What you should do » Down to the last character, transcribe every record.

Extracted records:
════════════════

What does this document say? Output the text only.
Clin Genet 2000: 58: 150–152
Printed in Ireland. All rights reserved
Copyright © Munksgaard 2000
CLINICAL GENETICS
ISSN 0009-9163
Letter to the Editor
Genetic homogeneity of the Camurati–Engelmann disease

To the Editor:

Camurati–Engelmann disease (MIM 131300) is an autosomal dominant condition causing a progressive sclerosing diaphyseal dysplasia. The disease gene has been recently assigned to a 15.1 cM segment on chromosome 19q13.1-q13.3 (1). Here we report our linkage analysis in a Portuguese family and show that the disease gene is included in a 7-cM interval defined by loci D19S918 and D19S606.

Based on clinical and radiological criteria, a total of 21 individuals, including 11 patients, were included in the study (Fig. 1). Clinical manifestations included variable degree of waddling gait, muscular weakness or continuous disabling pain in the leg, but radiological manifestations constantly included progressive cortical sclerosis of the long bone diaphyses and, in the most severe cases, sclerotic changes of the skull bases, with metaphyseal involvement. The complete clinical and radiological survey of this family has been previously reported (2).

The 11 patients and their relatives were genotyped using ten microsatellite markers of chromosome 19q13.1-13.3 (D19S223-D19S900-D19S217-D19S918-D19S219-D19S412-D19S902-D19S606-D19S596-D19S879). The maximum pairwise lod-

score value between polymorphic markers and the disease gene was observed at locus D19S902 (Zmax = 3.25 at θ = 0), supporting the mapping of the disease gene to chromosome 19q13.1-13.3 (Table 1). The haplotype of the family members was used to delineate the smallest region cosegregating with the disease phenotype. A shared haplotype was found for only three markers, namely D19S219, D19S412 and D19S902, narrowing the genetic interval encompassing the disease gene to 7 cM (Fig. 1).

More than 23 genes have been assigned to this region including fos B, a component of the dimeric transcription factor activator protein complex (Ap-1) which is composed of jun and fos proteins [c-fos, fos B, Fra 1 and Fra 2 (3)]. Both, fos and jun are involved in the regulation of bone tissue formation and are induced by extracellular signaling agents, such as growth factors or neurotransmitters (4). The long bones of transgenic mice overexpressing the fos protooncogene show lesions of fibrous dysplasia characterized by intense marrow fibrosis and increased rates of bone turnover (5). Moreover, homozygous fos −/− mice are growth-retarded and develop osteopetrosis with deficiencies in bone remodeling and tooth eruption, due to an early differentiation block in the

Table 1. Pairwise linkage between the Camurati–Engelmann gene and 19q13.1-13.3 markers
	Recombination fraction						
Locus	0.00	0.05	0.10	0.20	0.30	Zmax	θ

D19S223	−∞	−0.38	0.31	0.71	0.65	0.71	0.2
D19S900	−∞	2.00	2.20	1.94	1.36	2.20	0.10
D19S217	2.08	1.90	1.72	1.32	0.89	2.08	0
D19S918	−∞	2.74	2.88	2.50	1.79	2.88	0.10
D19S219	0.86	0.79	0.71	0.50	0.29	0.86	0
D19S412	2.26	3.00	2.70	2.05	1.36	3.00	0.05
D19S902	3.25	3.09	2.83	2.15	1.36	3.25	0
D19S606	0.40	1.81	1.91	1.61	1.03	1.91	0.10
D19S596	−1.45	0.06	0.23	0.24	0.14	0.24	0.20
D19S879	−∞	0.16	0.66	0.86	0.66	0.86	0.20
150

════════════════

Answer section »
What does this document say? Output the text only.
Clin Genet 2000: 58: 150–152
Printed in Ireland. All rights reserved
Copyright © Munksgaard 2000
CLINICAL GENETICS
ISSN 0009-9163
Letter to the Editor
Genetic homogeneity of the Camurati–Engelmann disease

To the Editor:

Camurati–Engelmann disease (MIM 131300) is an autosomal dominant condition causing a progressive sclerosing diaphyseal dysplasia. The disease gene has been recently assigned to a 15.1 cM segment on chromosome 19q13.1-q13.3 (1). Here we report our linkage analysis in a Portuguese family and show that the disease gene is included in a 7-cM interval defined by loci D19S918 and D19S606.

Based on clinical and radiological criteria, a total of 21 individuals, including 11 patients, were included in the study (Fig. 1). Clinical manifestations included variable degree of waddling gait, muscular weakness or continuous disabling pain in the leg, but radiological manifestations constantly included progressive cortical sclerosis of the long bone diaphyses and, in the most severe cases, sclerotic changes of the skull bases, with metaphyseal involvement. The complete clinical and radiological survey of this family has been previously reported (2).

The 11 patients and their relatives were genotyped using ten microsatellite markers of chromosome 19q13.1-13.3 (D19S223-D19S900-D19S217-D19S918-D19S219-D19S412-D19S902-D19S606-D19S596-D19S879). The maximum pairwise lod-

score value between polymorphic markers and the disease gene was observed at locus D19S902 (Zmax = 3.25 at θ = 0), supporting the mapping of the disease gene to chromosome 19q13.1-13.3 (Table 1). The haplotype of the family members was used to delineate the smallest region cosegregating with the disease phenotype. A shared haplotype was found for only three markers, namely D19S219, D19S412 and D19S902, narrowing the genetic interval encompassing the disease gene to 7 cM (Fig. 1).

More than 23 genes have been assigned to this region including fos B, a component of the dimeric transcription factor activator protein complex (Ap-1) which is composed of jun and fos proteins [c-fos, fos B, Fra 1 and Fra 2 (3)]. Both, fos and jun are involved in the regulation of bone tissue formation and are induced by extracellular signaling agents, such as growth factors or neurotransmitters (4). The long bones of transgenic mice overexpressing the fos protooncogene show lesions of fibrous dysplasia characterized by intense marrow fibrosis and increased rates of bone turnover (5). Moreover, homozygous fos −/− mice are growth-retarded and develop osteopetrosis with deficiencies in bone remodeling and tooth eruption, due to an early differentiation block in the

Table 1. Pairwise linkage between the Camurati–Engelmann gene and 19q13.1-13.3 markers
	Recombination fraction						
Locus	0.00	0.05	0.10	0.20	0.30	Zmax	θ

D19S223	−∞	−0.38	0.31	0.71	0.65	0.71	0.2
D19S900	−∞	2.00	2.20	1.94	1.36	2.20	0.10
D19S217	2.08	1.90	1.72	1.32	0.89	2.08	0
D19S918	−∞	2.74	2.88	2.50	1.79	2.88	0.10
D19S219	0.86	0.79	0.71	0.50	0.29	0.86	0
D19S412	2.26	3.00	2.70	2.05	1.36	3.00	0.05
D19S902	3.25	3.09	2.83	2.15	1.36	3.25	0
D19S606	0.40	1.81	1.91	1.61	1.03	1.91	0.10
D19S596	−1.45	0.06	0.23	0.24	0.14	0.24	0.20
D19S879	−∞	0.16	0.66	0.86	0.66	0.86	0.20
150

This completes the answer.